MATERIAL TO PROCESS:
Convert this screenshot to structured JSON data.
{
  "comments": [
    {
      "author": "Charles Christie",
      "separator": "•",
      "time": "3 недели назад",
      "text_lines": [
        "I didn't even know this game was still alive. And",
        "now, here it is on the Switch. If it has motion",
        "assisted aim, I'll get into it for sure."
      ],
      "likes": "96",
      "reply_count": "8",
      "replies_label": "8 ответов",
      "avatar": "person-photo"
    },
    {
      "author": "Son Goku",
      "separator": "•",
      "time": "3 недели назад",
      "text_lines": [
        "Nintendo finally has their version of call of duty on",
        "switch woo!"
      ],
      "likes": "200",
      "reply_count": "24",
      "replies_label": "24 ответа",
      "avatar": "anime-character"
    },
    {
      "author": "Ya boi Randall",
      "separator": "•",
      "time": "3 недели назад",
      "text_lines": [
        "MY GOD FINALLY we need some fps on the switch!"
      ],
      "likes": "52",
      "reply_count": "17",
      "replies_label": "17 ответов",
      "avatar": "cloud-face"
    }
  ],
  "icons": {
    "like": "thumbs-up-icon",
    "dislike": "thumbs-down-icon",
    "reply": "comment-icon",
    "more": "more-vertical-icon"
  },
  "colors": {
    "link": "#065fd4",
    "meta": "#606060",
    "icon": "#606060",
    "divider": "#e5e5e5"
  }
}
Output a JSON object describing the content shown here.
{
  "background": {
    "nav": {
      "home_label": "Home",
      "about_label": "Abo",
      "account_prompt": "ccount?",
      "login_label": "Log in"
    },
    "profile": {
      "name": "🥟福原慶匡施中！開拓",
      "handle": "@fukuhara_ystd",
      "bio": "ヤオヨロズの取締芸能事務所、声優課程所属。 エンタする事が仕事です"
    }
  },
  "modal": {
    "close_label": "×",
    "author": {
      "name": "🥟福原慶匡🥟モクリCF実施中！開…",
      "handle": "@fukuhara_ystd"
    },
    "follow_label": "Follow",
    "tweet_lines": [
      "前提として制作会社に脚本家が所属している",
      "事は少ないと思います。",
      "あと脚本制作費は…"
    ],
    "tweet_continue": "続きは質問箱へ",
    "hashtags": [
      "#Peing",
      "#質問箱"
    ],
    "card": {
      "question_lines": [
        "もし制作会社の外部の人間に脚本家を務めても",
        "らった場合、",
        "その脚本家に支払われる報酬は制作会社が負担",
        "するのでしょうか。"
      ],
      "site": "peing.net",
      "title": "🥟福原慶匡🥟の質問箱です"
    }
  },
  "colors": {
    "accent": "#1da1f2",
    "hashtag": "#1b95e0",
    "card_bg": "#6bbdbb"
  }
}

SHORT PROBLEM: Using the records above, select and copy every line that has the word "here".

WRITTEN SOLUTION:
        "now, here it is on the Switch. If it has motion",
Output a JSON object describing the content shown here.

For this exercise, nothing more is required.